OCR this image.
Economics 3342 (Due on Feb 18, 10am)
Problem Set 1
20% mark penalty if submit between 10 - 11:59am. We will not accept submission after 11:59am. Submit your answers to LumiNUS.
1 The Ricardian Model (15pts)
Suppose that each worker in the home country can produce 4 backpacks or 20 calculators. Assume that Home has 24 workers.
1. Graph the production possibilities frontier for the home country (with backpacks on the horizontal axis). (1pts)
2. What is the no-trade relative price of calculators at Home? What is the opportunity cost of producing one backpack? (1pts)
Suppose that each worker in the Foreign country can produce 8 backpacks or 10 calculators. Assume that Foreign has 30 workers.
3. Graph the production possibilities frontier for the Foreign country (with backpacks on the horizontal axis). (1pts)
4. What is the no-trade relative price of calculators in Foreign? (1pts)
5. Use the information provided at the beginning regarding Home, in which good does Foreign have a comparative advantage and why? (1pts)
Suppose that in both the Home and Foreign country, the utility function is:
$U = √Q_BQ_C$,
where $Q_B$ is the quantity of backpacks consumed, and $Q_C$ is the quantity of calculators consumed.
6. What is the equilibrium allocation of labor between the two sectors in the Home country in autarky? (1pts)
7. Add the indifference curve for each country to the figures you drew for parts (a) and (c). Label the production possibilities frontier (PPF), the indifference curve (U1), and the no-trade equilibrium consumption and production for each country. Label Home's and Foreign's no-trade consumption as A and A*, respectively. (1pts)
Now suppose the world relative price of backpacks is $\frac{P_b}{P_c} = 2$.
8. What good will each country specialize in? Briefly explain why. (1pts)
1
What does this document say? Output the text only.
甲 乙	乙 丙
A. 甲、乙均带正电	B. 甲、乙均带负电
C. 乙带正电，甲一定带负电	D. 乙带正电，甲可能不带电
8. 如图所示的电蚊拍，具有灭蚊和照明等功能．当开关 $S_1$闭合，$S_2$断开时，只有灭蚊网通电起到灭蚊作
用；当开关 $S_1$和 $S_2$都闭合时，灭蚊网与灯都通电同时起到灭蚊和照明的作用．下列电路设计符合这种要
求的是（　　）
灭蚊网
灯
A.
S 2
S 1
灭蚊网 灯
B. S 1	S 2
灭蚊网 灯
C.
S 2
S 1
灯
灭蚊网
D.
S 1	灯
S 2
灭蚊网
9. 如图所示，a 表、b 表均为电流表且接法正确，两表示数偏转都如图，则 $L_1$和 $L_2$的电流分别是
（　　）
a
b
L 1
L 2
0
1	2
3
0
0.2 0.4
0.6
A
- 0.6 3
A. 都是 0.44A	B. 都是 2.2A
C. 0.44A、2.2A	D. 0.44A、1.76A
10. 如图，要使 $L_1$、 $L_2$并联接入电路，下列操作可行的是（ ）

> GIVEN TASK
Within the listing above, find every line containing the string "good" and return it.

> RESPONSE
5. Use the information provided at the beginning regarding Home, in which good does Foreign have a comparative advantage and why? (1pts)
8. What good will each country specialize in? Briefly explain why. (1pts)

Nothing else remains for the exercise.